### THE EXERCISE
Using the listing below, please gather every line containing the word "source".

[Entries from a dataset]

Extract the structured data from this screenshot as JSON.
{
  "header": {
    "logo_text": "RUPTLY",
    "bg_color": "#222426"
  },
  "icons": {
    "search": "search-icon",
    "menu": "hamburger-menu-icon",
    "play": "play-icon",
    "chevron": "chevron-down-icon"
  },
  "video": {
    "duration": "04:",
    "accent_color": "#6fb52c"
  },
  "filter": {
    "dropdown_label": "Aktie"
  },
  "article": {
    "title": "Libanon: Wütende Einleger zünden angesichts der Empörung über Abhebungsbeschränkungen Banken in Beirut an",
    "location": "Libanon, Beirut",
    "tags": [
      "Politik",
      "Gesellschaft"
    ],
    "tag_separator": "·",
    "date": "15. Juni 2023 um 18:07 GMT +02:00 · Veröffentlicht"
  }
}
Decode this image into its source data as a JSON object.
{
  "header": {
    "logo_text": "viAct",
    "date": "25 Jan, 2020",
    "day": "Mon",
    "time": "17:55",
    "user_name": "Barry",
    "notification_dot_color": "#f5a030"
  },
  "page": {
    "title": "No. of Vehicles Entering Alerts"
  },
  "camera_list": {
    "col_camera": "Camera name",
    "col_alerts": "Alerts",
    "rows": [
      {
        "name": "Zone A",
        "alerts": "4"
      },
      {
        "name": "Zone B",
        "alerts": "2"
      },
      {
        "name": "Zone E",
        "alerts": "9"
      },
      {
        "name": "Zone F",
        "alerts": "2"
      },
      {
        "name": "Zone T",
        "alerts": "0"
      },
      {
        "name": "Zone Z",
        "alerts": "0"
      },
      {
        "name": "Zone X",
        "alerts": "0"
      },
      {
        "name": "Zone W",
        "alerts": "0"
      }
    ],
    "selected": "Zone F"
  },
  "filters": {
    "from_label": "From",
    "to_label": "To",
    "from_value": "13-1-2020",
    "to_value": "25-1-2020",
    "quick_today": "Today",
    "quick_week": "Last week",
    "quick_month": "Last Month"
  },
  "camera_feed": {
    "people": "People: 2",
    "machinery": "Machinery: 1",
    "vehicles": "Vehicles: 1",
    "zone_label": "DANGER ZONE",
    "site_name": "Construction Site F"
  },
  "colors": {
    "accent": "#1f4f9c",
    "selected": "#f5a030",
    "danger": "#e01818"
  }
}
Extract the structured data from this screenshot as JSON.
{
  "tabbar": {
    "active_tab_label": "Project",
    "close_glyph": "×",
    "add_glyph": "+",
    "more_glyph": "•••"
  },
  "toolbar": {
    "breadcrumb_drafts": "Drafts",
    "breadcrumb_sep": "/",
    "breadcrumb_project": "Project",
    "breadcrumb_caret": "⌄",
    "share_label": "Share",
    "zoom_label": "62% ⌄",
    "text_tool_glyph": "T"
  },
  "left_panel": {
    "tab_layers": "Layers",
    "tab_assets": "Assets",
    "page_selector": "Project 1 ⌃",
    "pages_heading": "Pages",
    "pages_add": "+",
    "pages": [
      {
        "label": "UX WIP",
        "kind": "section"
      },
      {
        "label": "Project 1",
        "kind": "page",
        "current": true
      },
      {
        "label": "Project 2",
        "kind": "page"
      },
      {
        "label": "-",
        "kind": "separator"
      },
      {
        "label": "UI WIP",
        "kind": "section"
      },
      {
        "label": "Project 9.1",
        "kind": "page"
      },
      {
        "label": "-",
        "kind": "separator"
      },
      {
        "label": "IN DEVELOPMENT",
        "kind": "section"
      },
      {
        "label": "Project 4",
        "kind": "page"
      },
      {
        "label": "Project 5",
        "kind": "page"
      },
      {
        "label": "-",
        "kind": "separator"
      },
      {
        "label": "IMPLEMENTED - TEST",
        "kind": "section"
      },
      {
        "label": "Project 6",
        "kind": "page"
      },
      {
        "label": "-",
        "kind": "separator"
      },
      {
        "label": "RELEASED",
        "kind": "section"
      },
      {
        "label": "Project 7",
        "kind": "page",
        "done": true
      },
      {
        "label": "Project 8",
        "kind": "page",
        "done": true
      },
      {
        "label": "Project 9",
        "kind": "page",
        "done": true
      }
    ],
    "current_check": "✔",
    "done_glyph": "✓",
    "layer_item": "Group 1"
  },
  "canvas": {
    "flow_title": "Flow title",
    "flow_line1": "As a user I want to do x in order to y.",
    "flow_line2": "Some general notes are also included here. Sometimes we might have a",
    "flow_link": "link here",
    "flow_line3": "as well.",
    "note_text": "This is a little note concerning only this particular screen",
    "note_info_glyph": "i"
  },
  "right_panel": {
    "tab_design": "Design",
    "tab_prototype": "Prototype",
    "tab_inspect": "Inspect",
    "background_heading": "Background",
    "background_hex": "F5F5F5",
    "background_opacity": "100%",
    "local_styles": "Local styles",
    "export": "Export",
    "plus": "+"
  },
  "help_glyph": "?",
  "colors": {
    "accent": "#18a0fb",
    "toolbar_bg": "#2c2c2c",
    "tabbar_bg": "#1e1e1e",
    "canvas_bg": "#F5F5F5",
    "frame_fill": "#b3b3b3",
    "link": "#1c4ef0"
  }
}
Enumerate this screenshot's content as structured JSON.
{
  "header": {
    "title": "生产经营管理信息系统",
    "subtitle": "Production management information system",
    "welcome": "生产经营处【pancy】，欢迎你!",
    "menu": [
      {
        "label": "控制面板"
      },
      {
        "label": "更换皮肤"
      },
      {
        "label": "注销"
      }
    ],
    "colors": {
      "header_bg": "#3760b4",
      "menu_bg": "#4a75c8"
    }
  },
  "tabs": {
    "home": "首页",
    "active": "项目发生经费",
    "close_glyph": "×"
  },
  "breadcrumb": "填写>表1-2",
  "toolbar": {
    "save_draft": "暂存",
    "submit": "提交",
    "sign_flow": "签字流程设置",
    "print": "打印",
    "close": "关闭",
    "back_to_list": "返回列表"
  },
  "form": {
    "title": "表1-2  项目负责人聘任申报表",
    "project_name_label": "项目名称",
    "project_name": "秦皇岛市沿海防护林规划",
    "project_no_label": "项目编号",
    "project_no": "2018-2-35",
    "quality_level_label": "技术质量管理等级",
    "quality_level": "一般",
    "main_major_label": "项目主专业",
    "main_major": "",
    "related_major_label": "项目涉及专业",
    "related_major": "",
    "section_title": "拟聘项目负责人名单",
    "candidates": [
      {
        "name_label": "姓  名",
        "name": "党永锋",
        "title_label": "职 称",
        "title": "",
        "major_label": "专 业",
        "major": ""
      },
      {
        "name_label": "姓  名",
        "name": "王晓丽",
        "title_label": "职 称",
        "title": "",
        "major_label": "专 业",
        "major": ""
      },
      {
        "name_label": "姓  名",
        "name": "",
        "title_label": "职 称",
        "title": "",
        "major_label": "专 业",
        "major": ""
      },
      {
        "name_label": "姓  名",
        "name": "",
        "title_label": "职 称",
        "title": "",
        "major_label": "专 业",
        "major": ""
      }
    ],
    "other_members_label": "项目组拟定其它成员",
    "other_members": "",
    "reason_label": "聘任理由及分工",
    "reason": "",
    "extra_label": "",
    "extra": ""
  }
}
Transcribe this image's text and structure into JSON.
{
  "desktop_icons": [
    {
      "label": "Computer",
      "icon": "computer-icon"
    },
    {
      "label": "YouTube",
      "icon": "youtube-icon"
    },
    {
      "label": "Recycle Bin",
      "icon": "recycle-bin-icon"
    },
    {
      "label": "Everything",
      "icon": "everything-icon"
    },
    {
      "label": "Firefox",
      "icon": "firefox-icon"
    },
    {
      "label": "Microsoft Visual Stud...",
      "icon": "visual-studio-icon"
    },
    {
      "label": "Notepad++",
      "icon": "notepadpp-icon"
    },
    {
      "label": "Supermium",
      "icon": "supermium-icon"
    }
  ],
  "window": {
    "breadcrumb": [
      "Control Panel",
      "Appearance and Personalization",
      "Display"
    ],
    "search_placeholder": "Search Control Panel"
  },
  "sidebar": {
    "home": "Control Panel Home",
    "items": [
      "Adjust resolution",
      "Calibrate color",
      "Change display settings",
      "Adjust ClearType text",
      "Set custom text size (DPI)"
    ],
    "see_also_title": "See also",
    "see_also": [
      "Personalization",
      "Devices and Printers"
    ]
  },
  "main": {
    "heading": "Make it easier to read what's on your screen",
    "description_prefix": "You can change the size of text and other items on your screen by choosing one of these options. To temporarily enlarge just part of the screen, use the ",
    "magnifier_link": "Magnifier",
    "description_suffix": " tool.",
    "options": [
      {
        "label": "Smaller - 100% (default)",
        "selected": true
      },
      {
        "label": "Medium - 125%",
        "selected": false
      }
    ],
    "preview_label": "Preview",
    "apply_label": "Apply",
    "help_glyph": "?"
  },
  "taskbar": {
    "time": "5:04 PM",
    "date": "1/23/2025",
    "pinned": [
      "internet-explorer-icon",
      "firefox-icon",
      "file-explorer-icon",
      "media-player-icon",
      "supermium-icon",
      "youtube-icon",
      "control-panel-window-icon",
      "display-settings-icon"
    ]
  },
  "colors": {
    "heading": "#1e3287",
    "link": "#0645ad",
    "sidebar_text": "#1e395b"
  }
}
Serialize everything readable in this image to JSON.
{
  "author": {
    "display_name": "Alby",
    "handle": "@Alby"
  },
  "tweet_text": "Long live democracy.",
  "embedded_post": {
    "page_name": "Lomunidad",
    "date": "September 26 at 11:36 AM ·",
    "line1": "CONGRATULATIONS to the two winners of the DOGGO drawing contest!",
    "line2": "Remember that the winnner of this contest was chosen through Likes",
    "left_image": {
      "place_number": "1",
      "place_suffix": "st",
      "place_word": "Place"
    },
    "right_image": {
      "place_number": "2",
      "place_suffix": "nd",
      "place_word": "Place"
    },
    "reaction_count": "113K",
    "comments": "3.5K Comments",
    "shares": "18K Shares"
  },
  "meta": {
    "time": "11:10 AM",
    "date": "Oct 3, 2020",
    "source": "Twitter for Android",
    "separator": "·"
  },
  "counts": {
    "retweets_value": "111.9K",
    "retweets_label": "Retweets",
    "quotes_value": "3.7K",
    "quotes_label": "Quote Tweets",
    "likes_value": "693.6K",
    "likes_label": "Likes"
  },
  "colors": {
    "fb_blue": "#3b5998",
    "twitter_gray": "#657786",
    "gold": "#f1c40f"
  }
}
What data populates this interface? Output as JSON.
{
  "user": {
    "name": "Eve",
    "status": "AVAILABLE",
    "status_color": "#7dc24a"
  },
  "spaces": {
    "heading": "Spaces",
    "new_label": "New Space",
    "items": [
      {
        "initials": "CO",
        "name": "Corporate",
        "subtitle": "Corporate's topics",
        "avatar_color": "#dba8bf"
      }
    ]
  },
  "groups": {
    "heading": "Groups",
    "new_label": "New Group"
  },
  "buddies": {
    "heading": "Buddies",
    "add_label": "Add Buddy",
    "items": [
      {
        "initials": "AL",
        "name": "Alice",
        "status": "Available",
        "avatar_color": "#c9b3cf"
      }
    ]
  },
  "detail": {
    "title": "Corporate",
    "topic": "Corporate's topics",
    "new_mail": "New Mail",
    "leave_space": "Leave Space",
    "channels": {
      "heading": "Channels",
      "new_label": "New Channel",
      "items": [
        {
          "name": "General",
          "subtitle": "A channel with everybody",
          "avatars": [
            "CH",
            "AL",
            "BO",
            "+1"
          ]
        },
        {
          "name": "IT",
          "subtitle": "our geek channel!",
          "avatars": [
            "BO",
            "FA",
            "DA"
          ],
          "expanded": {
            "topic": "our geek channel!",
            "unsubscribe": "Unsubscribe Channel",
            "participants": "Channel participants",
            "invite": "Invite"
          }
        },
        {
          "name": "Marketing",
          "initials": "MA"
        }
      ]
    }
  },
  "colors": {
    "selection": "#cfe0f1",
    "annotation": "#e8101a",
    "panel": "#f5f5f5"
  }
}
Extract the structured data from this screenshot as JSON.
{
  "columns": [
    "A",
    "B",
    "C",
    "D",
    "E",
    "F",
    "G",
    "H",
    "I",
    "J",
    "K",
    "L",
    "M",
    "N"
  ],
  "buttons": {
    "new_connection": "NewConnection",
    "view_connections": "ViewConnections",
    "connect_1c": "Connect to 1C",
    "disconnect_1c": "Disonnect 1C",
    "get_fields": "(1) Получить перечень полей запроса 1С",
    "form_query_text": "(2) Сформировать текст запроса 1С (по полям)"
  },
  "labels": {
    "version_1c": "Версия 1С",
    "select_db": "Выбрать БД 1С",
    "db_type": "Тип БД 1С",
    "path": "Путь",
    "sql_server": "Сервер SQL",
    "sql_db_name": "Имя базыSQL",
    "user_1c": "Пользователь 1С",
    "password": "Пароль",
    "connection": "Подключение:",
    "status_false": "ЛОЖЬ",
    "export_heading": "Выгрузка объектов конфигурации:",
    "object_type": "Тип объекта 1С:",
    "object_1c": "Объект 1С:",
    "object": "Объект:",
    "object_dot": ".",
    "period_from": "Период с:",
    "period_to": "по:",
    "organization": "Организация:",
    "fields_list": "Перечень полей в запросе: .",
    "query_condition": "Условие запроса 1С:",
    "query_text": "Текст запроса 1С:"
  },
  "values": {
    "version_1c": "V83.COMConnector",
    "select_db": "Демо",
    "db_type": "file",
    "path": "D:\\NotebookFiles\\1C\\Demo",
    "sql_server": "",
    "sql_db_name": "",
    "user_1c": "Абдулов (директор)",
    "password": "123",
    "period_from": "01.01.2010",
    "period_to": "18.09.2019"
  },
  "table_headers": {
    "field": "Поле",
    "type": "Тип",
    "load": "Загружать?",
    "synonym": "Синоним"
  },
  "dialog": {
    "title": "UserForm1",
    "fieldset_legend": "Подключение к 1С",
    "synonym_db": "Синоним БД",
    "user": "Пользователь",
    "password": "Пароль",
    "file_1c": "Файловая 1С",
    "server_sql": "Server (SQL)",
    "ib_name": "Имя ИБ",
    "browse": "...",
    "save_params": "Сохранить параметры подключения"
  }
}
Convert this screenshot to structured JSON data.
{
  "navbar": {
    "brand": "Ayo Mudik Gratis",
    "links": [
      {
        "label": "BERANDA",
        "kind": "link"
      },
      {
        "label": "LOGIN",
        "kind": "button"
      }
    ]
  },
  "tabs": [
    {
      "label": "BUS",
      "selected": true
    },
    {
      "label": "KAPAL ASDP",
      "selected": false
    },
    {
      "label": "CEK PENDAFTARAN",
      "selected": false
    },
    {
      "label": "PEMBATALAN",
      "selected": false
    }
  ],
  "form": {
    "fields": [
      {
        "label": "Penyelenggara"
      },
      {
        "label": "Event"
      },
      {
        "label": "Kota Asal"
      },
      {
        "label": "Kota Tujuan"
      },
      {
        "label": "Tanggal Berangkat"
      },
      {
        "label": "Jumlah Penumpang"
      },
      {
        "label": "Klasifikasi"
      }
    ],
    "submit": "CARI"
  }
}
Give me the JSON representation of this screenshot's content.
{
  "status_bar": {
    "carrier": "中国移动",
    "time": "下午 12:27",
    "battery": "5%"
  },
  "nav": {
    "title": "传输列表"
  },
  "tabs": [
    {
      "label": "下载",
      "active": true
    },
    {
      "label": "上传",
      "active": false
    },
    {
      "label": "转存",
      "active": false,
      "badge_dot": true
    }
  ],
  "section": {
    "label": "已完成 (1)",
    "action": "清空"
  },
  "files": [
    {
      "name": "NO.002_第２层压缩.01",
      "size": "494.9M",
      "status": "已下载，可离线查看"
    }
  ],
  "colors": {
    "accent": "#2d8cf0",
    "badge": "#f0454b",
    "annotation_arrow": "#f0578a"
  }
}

### EXPECTED OUTPUT
Decode this image into its source data as a JSON object.
    "source": "Twitter for Android",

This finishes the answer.